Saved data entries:
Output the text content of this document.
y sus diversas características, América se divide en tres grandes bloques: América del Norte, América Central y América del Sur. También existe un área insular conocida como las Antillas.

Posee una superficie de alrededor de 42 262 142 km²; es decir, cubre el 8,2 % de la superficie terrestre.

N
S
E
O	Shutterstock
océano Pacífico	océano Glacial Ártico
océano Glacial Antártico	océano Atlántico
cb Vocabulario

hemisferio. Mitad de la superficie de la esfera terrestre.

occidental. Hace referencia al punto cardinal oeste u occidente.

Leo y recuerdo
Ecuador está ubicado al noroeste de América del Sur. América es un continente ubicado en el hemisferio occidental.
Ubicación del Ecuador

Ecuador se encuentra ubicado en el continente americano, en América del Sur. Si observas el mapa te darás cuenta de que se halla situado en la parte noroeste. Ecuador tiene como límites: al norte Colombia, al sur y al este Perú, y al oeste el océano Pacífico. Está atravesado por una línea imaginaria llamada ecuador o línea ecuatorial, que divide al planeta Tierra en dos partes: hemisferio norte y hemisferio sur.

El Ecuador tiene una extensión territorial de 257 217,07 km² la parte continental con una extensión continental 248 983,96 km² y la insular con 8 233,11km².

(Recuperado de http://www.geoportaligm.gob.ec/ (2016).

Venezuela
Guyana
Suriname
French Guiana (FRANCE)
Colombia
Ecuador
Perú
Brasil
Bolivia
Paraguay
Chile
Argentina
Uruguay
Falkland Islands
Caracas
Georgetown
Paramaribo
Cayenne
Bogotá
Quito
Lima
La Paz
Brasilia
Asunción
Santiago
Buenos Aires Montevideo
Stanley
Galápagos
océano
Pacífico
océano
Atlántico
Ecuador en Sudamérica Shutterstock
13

WRITTEN INSTRUCTION: Which lines contain "occidental"? Show each of them.

ANSWER TO THIS EXERCISE:
occidental. Hace referencia al punto cardinal oeste u occidente.
Ecuador está ubicado al noroeste de América del Sur. América es un continente ubicado en el hemisferio occidental.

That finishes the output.